═════ Dataset

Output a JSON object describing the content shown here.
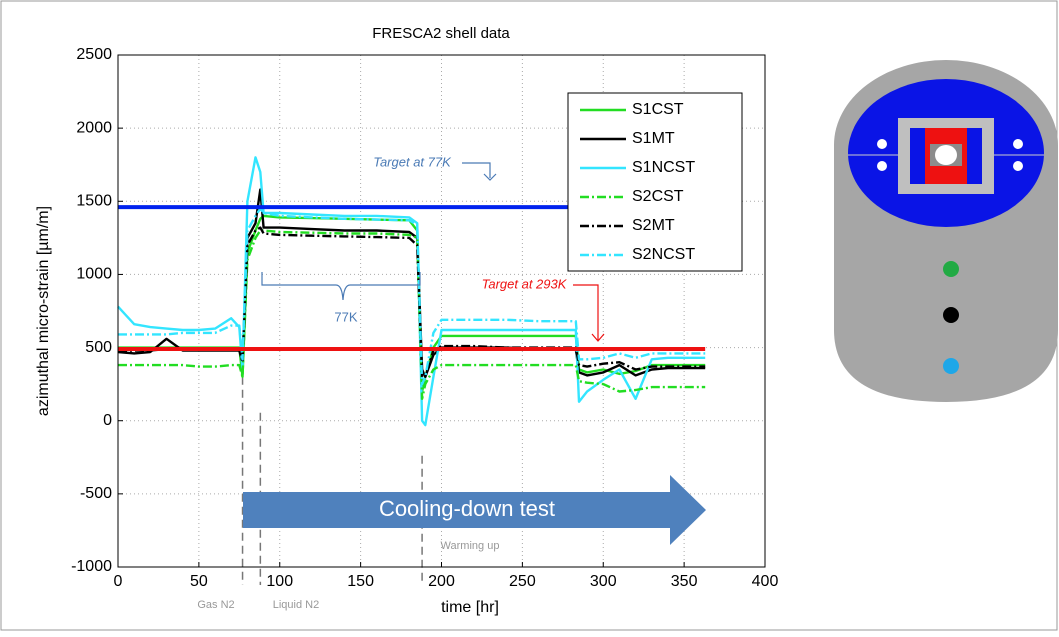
{
  "chart_data": {
    "type": "line",
    "title": "FRESCA2  shell data",
    "xlabel": "time   [hr]",
    "ylabel": "azimuthal micro-strain  [µm/m]",
    "xlim": [
      0,
      400
    ],
    "xticks": [
      0,
      50,
      100,
      150,
      200,
      250,
      300,
      350,
      400
    ],
    "ylim": [
      -1000,
      2500
    ],
    "yticks": [
      -1000,
      -500,
      0,
      500,
      1000,
      1500,
      2000,
      2500
    ],
    "grid": true,
    "legend": "upper right",
    "x": [
      0,
      10,
      20,
      30,
      40,
      50,
      60,
      70,
      75,
      77,
      80,
      85,
      88,
      90,
      100,
      120,
      140,
      160,
      180,
      185,
      188,
      190,
      195,
      200,
      220,
      240,
      260,
      280,
      283,
      285,
      290,
      300,
      310,
      320,
      330,
      340,
      350,
      363
    ],
    "series": [
      {
        "name": "S1CST",
        "color": "#22dd22",
        "style": "solid",
        "values": [
          500,
          500,
          500,
          500,
          500,
          500,
          500,
          500,
          500,
          300,
          1150,
          1300,
          1380,
          1400,
          1390,
          1385,
          1380,
          1375,
          1370,
          1300,
          200,
          300,
          500,
          580,
          580,
          580,
          580,
          580,
          580,
          350,
          330,
          350,
          320,
          340,
          380,
          380,
          380,
          380
        ]
      },
      {
        "name": "S1MT",
        "color": "#000000",
        "style": "solid",
        "values": [
          470,
          460,
          470,
          560,
          480,
          480,
          480,
          480,
          480,
          400,
          1250,
          1350,
          1580,
          1320,
          1320,
          1310,
          1300,
          1300,
          1290,
          1250,
          350,
          300,
          450,
          500,
          500,
          500,
          490,
          490,
          490,
          330,
          310,
          330,
          380,
          310,
          350,
          360,
          360,
          360
        ]
      },
      {
        "name": "S1NCST",
        "color": "#33e5ff",
        "style": "solid",
        "values": [
          780,
          660,
          640,
          630,
          620,
          620,
          630,
          700,
          640,
          350,
          1500,
          1800,
          1700,
          1420,
          1420,
          1410,
          1400,
          1400,
          1390,
          1350,
          0,
          -30,
          300,
          620,
          620,
          620,
          620,
          620,
          620,
          130,
          200,
          280,
          350,
          150,
          420,
          430,
          430,
          430
        ]
      },
      {
        "name": "S2CST",
        "color": "#22dd22",
        "style": "dash-dot",
        "values": [
          380,
          380,
          380,
          380,
          380,
          370,
          370,
          380,
          380,
          300,
          1100,
          1250,
          1300,
          1300,
          1290,
          1285,
          1280,
          1280,
          1270,
          1250,
          150,
          250,
          350,
          380,
          380,
          380,
          380,
          380,
          380,
          270,
          260,
          250,
          200,
          210,
          230,
          230,
          230,
          230
        ]
      },
      {
        "name": "S2MT",
        "color": "#000000",
        "style": "dash-dot",
        "values": [
          480,
          480,
          480,
          490,
          490,
          490,
          490,
          490,
          490,
          400,
          1200,
          1300,
          1320,
          1280,
          1270,
          1265,
          1260,
          1255,
          1250,
          1200,
          300,
          300,
          480,
          510,
          510,
          500,
          500,
          500,
          500,
          380,
          370,
          390,
          400,
          350,
          370,
          370,
          370,
          370
        ]
      },
      {
        "name": "S2NCST",
        "color": "#33e5ff",
        "style": "dash-dot",
        "values": [
          590,
          590,
          590,
          590,
          600,
          600,
          600,
          650,
          650,
          420,
          1300,
          1400,
          1450,
          1420,
          1400,
          1390,
          1380,
          1375,
          1370,
          1340,
          250,
          300,
          600,
          690,
          690,
          690,
          680,
          680,
          680,
          420,
          420,
          430,
          460,
          430,
          460,
          460,
          460,
          460
        ]
      }
    ],
    "reference_lines": [
      {
        "label": "Target at 77K",
        "value": 1460,
        "color": "#0022ee"
      },
      {
        "label": "Target at 293K",
        "value": 490,
        "color": "#ee1111"
      }
    ],
    "event_lines": [
      {
        "x": 77,
        "label": "Gas N2"
      },
      {
        "x": 88,
        "label": "Liquid N2"
      },
      {
        "x": 188,
        "label": "Warming up"
      }
    ],
    "bracket_label": "77K",
    "arrow_label": "Cooling-down test"
  }
}
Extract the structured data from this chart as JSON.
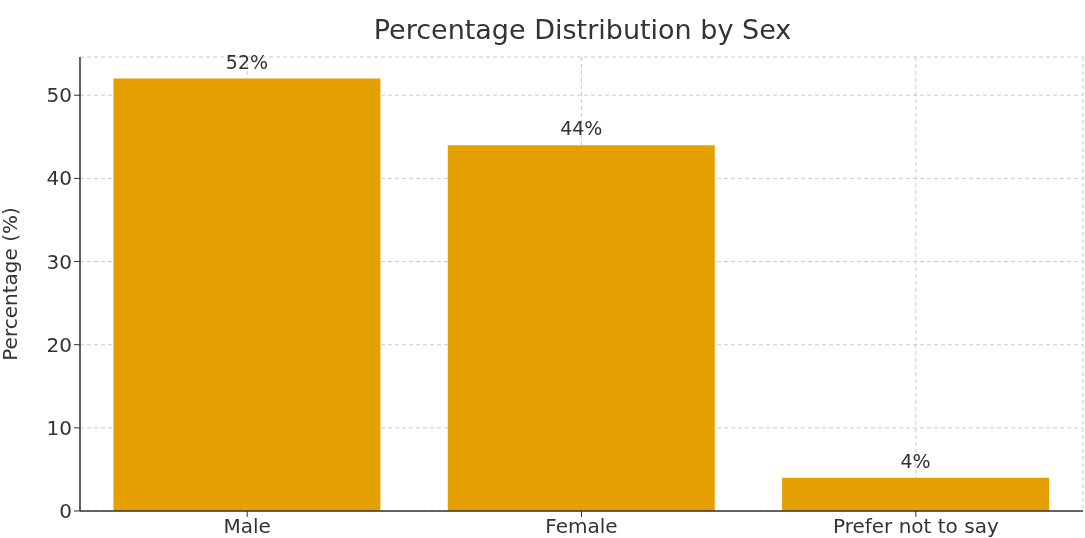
{
  "chart_data": {
    "type": "bar",
    "title": "Percentage Distribution by Sex",
    "ylabel": "Percentage (%)",
    "categories": [
      "Male",
      "Female",
      "Prefer not to say"
    ],
    "values": [
      52,
      44,
      4
    ],
    "color": "#e3a000",
    "value_labels": [
      "52%",
      "44%",
      "4%"
    ],
    "ylim": [
      0,
      54.6
    ],
    "yticks": [
      0,
      10,
      20,
      30,
      40,
      50
    ],
    "grid": true,
    "legend": false
  }
}
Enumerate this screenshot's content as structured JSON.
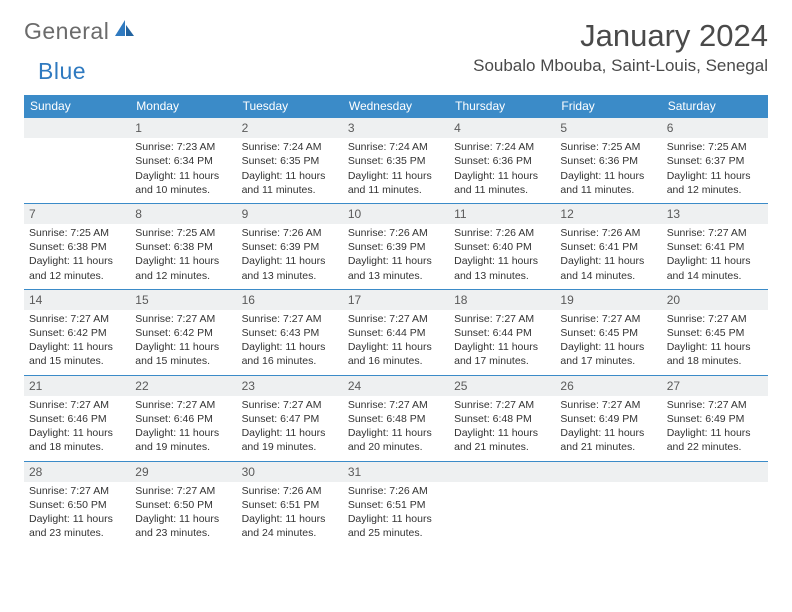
{
  "logo": {
    "text1": "General",
    "text2": "Blue"
  },
  "title": "January 2024",
  "location": "Soubalo Mbouba, Saint-Louis, Senegal",
  "colors": {
    "header_bg": "#3b8bc8",
    "header_fg": "#ffffff",
    "daynum_bg": "#eef0f1",
    "rule": "#3b8bc8"
  },
  "day_labels": [
    "Sunday",
    "Monday",
    "Tuesday",
    "Wednesday",
    "Thursday",
    "Friday",
    "Saturday"
  ],
  "weeks": [
    [
      {
        "n": "",
        "sunrise": "",
        "sunset": "",
        "daylight": ""
      },
      {
        "n": "1",
        "sunrise": "Sunrise: 7:23 AM",
        "sunset": "Sunset: 6:34 PM",
        "daylight": "Daylight: 11 hours and 10 minutes."
      },
      {
        "n": "2",
        "sunrise": "Sunrise: 7:24 AM",
        "sunset": "Sunset: 6:35 PM",
        "daylight": "Daylight: 11 hours and 11 minutes."
      },
      {
        "n": "3",
        "sunrise": "Sunrise: 7:24 AM",
        "sunset": "Sunset: 6:35 PM",
        "daylight": "Daylight: 11 hours and 11 minutes."
      },
      {
        "n": "4",
        "sunrise": "Sunrise: 7:24 AM",
        "sunset": "Sunset: 6:36 PM",
        "daylight": "Daylight: 11 hours and 11 minutes."
      },
      {
        "n": "5",
        "sunrise": "Sunrise: 7:25 AM",
        "sunset": "Sunset: 6:36 PM",
        "daylight": "Daylight: 11 hours and 11 minutes."
      },
      {
        "n": "6",
        "sunrise": "Sunrise: 7:25 AM",
        "sunset": "Sunset: 6:37 PM",
        "daylight": "Daylight: 11 hours and 12 minutes."
      }
    ],
    [
      {
        "n": "7",
        "sunrise": "Sunrise: 7:25 AM",
        "sunset": "Sunset: 6:38 PM",
        "daylight": "Daylight: 11 hours and 12 minutes."
      },
      {
        "n": "8",
        "sunrise": "Sunrise: 7:25 AM",
        "sunset": "Sunset: 6:38 PM",
        "daylight": "Daylight: 11 hours and 12 minutes."
      },
      {
        "n": "9",
        "sunrise": "Sunrise: 7:26 AM",
        "sunset": "Sunset: 6:39 PM",
        "daylight": "Daylight: 11 hours and 13 minutes."
      },
      {
        "n": "10",
        "sunrise": "Sunrise: 7:26 AM",
        "sunset": "Sunset: 6:39 PM",
        "daylight": "Daylight: 11 hours and 13 minutes."
      },
      {
        "n": "11",
        "sunrise": "Sunrise: 7:26 AM",
        "sunset": "Sunset: 6:40 PM",
        "daylight": "Daylight: 11 hours and 13 minutes."
      },
      {
        "n": "12",
        "sunrise": "Sunrise: 7:26 AM",
        "sunset": "Sunset: 6:41 PM",
        "daylight": "Daylight: 11 hours and 14 minutes."
      },
      {
        "n": "13",
        "sunrise": "Sunrise: 7:27 AM",
        "sunset": "Sunset: 6:41 PM",
        "daylight": "Daylight: 11 hours and 14 minutes."
      }
    ],
    [
      {
        "n": "14",
        "sunrise": "Sunrise: 7:27 AM",
        "sunset": "Sunset: 6:42 PM",
        "daylight": "Daylight: 11 hours and 15 minutes."
      },
      {
        "n": "15",
        "sunrise": "Sunrise: 7:27 AM",
        "sunset": "Sunset: 6:42 PM",
        "daylight": "Daylight: 11 hours and 15 minutes."
      },
      {
        "n": "16",
        "sunrise": "Sunrise: 7:27 AM",
        "sunset": "Sunset: 6:43 PM",
        "daylight": "Daylight: 11 hours and 16 minutes."
      },
      {
        "n": "17",
        "sunrise": "Sunrise: 7:27 AM",
        "sunset": "Sunset: 6:44 PM",
        "daylight": "Daylight: 11 hours and 16 minutes."
      },
      {
        "n": "18",
        "sunrise": "Sunrise: 7:27 AM",
        "sunset": "Sunset: 6:44 PM",
        "daylight": "Daylight: 11 hours and 17 minutes."
      },
      {
        "n": "19",
        "sunrise": "Sunrise: 7:27 AM",
        "sunset": "Sunset: 6:45 PM",
        "daylight": "Daylight: 11 hours and 17 minutes."
      },
      {
        "n": "20",
        "sunrise": "Sunrise: 7:27 AM",
        "sunset": "Sunset: 6:45 PM",
        "daylight": "Daylight: 11 hours and 18 minutes."
      }
    ],
    [
      {
        "n": "21",
        "sunrise": "Sunrise: 7:27 AM",
        "sunset": "Sunset: 6:46 PM",
        "daylight": "Daylight: 11 hours and 18 minutes."
      },
      {
        "n": "22",
        "sunrise": "Sunrise: 7:27 AM",
        "sunset": "Sunset: 6:46 PM",
        "daylight": "Daylight: 11 hours and 19 minutes."
      },
      {
        "n": "23",
        "sunrise": "Sunrise: 7:27 AM",
        "sunset": "Sunset: 6:47 PM",
        "daylight": "Daylight: 11 hours and 19 minutes."
      },
      {
        "n": "24",
        "sunrise": "Sunrise: 7:27 AM",
        "sunset": "Sunset: 6:48 PM",
        "daylight": "Daylight: 11 hours and 20 minutes."
      },
      {
        "n": "25",
        "sunrise": "Sunrise: 7:27 AM",
        "sunset": "Sunset: 6:48 PM",
        "daylight": "Daylight: 11 hours and 21 minutes."
      },
      {
        "n": "26",
        "sunrise": "Sunrise: 7:27 AM",
        "sunset": "Sunset: 6:49 PM",
        "daylight": "Daylight: 11 hours and 21 minutes."
      },
      {
        "n": "27",
        "sunrise": "Sunrise: 7:27 AM",
        "sunset": "Sunset: 6:49 PM",
        "daylight": "Daylight: 11 hours and 22 minutes."
      }
    ],
    [
      {
        "n": "28",
        "sunrise": "Sunrise: 7:27 AM",
        "sunset": "Sunset: 6:50 PM",
        "daylight": "Daylight: 11 hours and 23 minutes."
      },
      {
        "n": "29",
        "sunrise": "Sunrise: 7:27 AM",
        "sunset": "Sunset: 6:50 PM",
        "daylight": "Daylight: 11 hours and 23 minutes."
      },
      {
        "n": "30",
        "sunrise": "Sunrise: 7:26 AM",
        "sunset": "Sunset: 6:51 PM",
        "daylight": "Daylight: 11 hours and 24 minutes."
      },
      {
        "n": "31",
        "sunrise": "Sunrise: 7:26 AM",
        "sunset": "Sunset: 6:51 PM",
        "daylight": "Daylight: 11 hours and 25 minutes."
      },
      {
        "n": "",
        "sunrise": "",
        "sunset": "",
        "daylight": ""
      },
      {
        "n": "",
        "sunrise": "",
        "sunset": "",
        "daylight": ""
      },
      {
        "n": "",
        "sunrise": "",
        "sunset": "",
        "daylight": ""
      }
    ]
  ]
}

══════════

Copy out every line with the word "name".

        "name": "S1CST",
        "name": "S1MT",
        "name": "S1NCST",
        "name": "S2CST",
        "name": "S2MT",
        "name": "S2NCST",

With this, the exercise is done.